Dataset records:
# # #

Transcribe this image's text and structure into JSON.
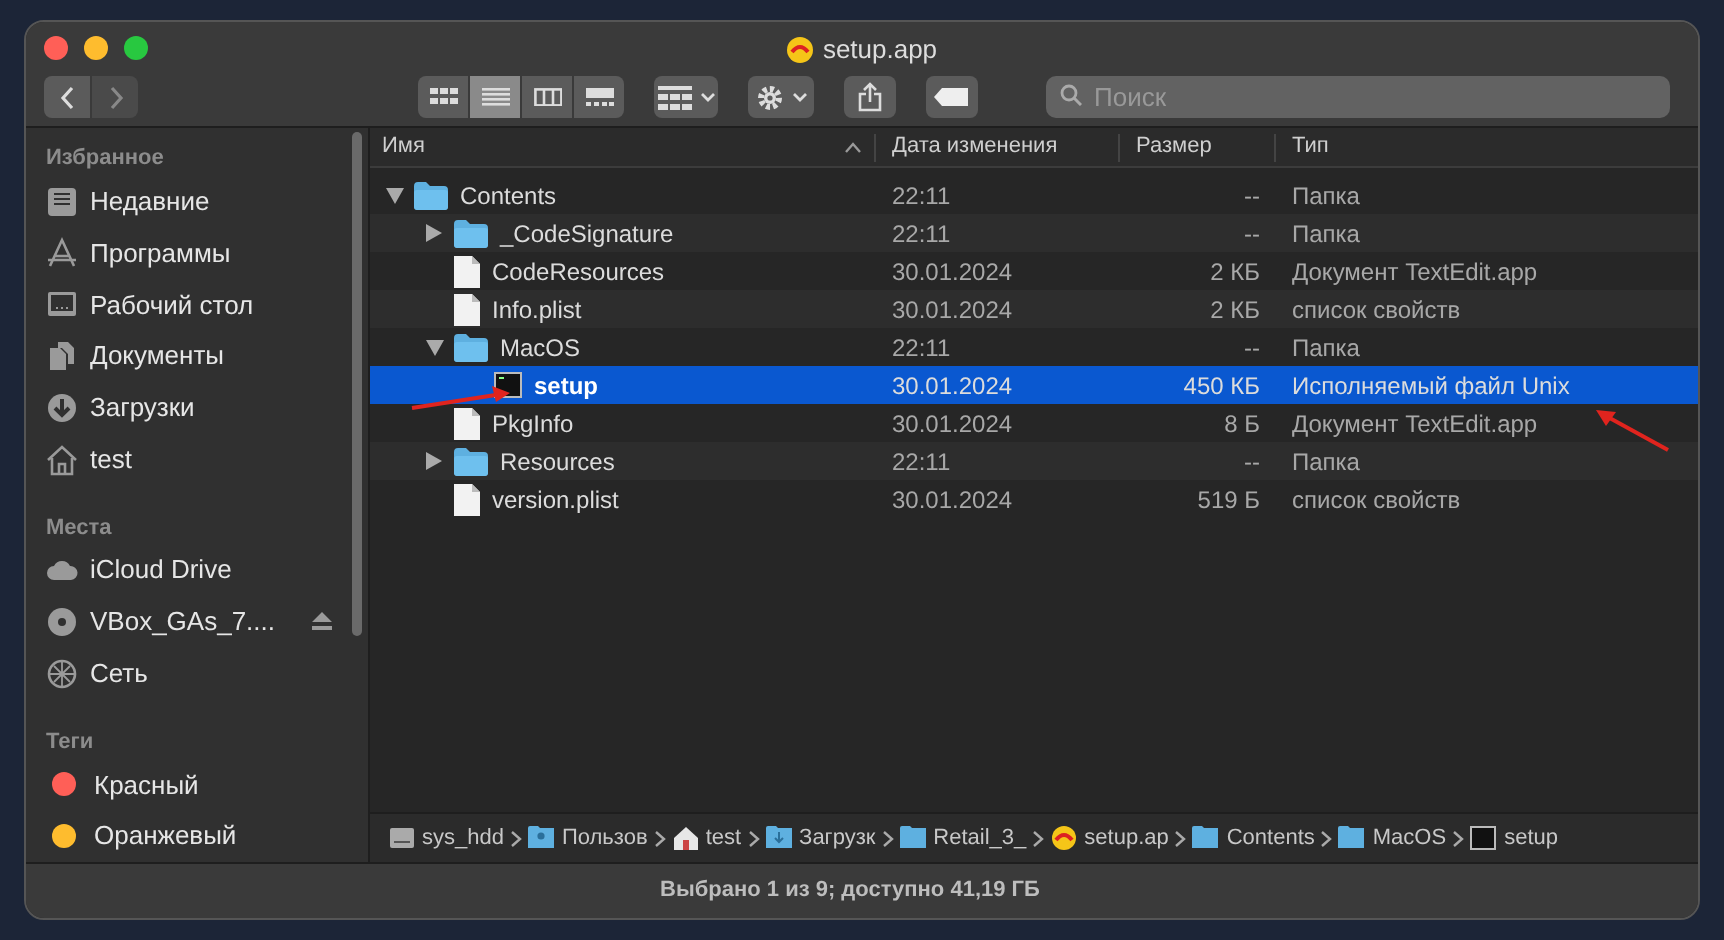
{
  "window": {
    "title": "setup.app"
  },
  "toolbar": {
    "views": [
      {
        "kind": "icons",
        "selected": false
      },
      {
        "kind": "list",
        "selected": true
      },
      {
        "kind": "columns",
        "selected": false
      },
      {
        "kind": "gallery",
        "selected": false
      }
    ],
    "search": {
      "placeholder": "Поиск"
    }
  },
  "sidebar": {
    "sections": [
      {
        "title": "Избранное",
        "items": [
          {
            "kind": "recent",
            "label": "Недавние"
          },
          {
            "kind": "apps",
            "label": "Программы"
          },
          {
            "kind": "desktop",
            "label": "Рабочий стол"
          },
          {
            "kind": "docs",
            "label": "Документы"
          },
          {
            "kind": "downloads",
            "label": "Загрузки"
          },
          {
            "kind": "home",
            "label": "test"
          }
        ]
      },
      {
        "title": "Места",
        "items": [
          {
            "kind": "cloud",
            "label": "iCloud Drive"
          },
          {
            "kind": "disc",
            "label": "VBox_GAs_7....",
            "eject": true
          },
          {
            "kind": "network",
            "label": "Сеть"
          }
        ]
      },
      {
        "title": "Теги",
        "items": [
          {
            "kind": "tag",
            "label": "Красный",
            "color": "#ff5f57"
          },
          {
            "kind": "tag",
            "label": "Оранжевый",
            "color": "#febc2e"
          }
        ]
      }
    ]
  },
  "table": {
    "columns": [
      "Имя",
      "Дата изменения",
      "Размер",
      "Тип"
    ],
    "rows": [
      {
        "kind": "folder",
        "name": "Contents",
        "date": "22:11",
        "size": "--",
        "type": "Папка",
        "expanded": true,
        "selected": false,
        "children": [
          {
            "kind": "folder",
            "name": "_CodeSignature",
            "date": "22:11",
            "size": "--",
            "type": "Папка",
            "expanded": false,
            "selected": false
          },
          {
            "kind": "file",
            "name": "CodeResources",
            "date": "30.01.2024",
            "size": "2 КБ",
            "type": "Документ TextEdit.app",
            "selected": false
          },
          {
            "kind": "file",
            "name": "Info.plist",
            "date": "30.01.2024",
            "size": "2 КБ",
            "type": "список свойств",
            "selected": false
          },
          {
            "kind": "folder",
            "name": "MacOS",
            "date": "22:11",
            "size": "--",
            "type": "Папка",
            "expanded": true,
            "selected": false,
            "children": [
              {
                "kind": "exec",
                "name": "setup",
                "date": "30.01.2024",
                "size": "450 КБ",
                "type": "Исполняемый файл Unix",
                "selected": true
              }
            ]
          },
          {
            "kind": "file",
            "name": "PkgInfo",
            "date": "30.01.2024",
            "size": "8 Б",
            "type": "Документ TextEdit.app",
            "selected": false
          },
          {
            "kind": "folder",
            "name": "Resources",
            "date": "22:11",
            "size": "--",
            "type": "Папка",
            "expanded": false,
            "selected": false
          },
          {
            "kind": "file",
            "name": "version.plist",
            "date": "30.01.2024",
            "size": "519 Б",
            "type": "список свойств",
            "selected": false
          }
        ]
      }
    ]
  },
  "path_bar": [
    {
      "kind": "disk",
      "label": "sys_hdd"
    },
    {
      "kind": "users",
      "label": "Пользов"
    },
    {
      "kind": "home",
      "label": "test"
    },
    {
      "kind": "downloads",
      "label": "Загрузк"
    },
    {
      "kind": "folder",
      "label": "Retail_3_"
    },
    {
      "kind": "app",
      "label": "setup.ap"
    },
    {
      "kind": "folder",
      "label": "Contents"
    },
    {
      "kind": "folder",
      "label": "MacOS"
    },
    {
      "kind": "exec",
      "label": "setup"
    }
  ],
  "status_bar": "Выбрано 1 из 9; доступно 41,19 ГБ"
}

# # #

**Given request**.
Without the pictures, extract every entry verbatim.

**Correct response**.
Transcribe this image's text and structure into JSON.
{
  "window": {
    "title": "setup.app"
  },
  "toolbar": {
    "views": [
      {
        "kind": "icons",
        "selected": false
      },
      {
        "kind": "list",
        "selected": true
      },
      {
        "kind": "columns",
        "selected": false
      },
      {
        "kind": "gallery",
        "selected": false
      }
    ],
    "search": {
      "placeholder": "Поиск"
    }
  },
  "sidebar": {
    "sections": [
      {
        "title": "Избранное",
        "items": [
          {
            "kind": "recent",
            "label": "Недавние"
          },
          {
            "kind": "apps",
            "label": "Программы"
          },
          {
            "kind": "desktop",
            "label": "Рабочий стол"
          },
          {
            "kind": "docs",
            "label": "Документы"
          },
          {
            "kind": "downloads",
            "label": "Загрузки"
          },
          {
            "kind": "home",
            "label": "test"
          }
        ]
      },
      {
        "title": "Места",
        "items": [
          {
            "kind": "cloud",
            "label": "iCloud Drive"
          },
          {
            "kind": "disc",
            "label": "VBox_GAs_7....",
            "eject": true
          },
          {
            "kind": "network",
            "label": "Сеть"
          }
        ]
      },
      {
        "title": "Теги",
        "items": [
          {
            "kind": "tag",
            "label": "Красный",
            "color": "#ff5f57"
          },
          {
            "kind": "tag",
            "label": "Оранжевый",
            "color": "#febc2e"
          }
        ]
      }
    ]
  },
  "table": {
    "columns": [
      "Имя",
      "Дата изменения",
      "Размер",
      "Тип"
    ],
    "rows": [
      {
        "kind": "folder",
        "name": "Contents",
        "date": "22:11",
        "size": "--",
        "type": "Папка",
        "expanded": true,
        "selected": false,
        "children": [
          {
            "kind": "folder",
            "name": "_CodeSignature",
            "date": "22:11",
            "size": "--",
            "type": "Папка",
            "expanded": false,
            "selected": false
          },
          {
            "kind": "file",
            "name": "CodeResources",
            "date": "30.01.2024",
            "size": "2 КБ",
            "type": "Документ TextEdit.app",
            "selected": false
          },
          {
            "kind": "file",
            "name": "Info.plist",
            "date": "30.01.2024",
            "size": "2 КБ",
            "type": "список свойств",
            "selected": false
          },
          {
            "kind": "folder",
            "name": "MacOS",
            "date": "22:11",
            "size": "--",
            "type": "Папка",
            "expanded": true,
            "selected": false,
            "children": [
              {
                "kind": "exec",
                "name": "setup",
                "date": "30.01.2024",
                "size": "450 КБ",
                "type": "Исполняемый файл Unix",
                "selected": true
              }
            ]
          },
          {
            "kind": "file",
            "name": "PkgInfo",
            "date": "30.01.2024",
            "size": "8 Б",
            "type": "Документ TextEdit.app",
            "selected": false
          },
          {
            "kind": "folder",
            "name": "Resources",
            "date": "22:11",
            "size": "--",
            "type": "Папка",
            "expanded": false,
            "selected": false
          },
          {
            "kind": "file",
            "name": "version.plist",
            "date": "30.01.2024",
            "size": "519 Б",
            "type": "список свойств",
            "selected": false
          }
        ]
      }
    ]
  },
  "path_bar": [
    {
      "kind": "disk",
      "label": "sys_hdd"
    },
    {
      "kind": "users",
      "label": "Пользов"
    },
    {
      "kind": "home",
      "label": "test"
    },
    {
      "kind": "downloads",
      "label": "Загрузк"
    },
    {
      "kind": "folder",
      "label": "Retail_3_"
    },
    {
      "kind": "app",
      "label": "setup.ap"
    },
    {
      "kind": "folder",
      "label": "Contents"
    },
    {
      "kind": "folder",
      "label": "MacOS"
    },
    {
      "kind": "exec",
      "label": "setup"
    }
  ],
  "status_bar": "Выбрано 1 из 9; доступно 41,19 ГБ"
}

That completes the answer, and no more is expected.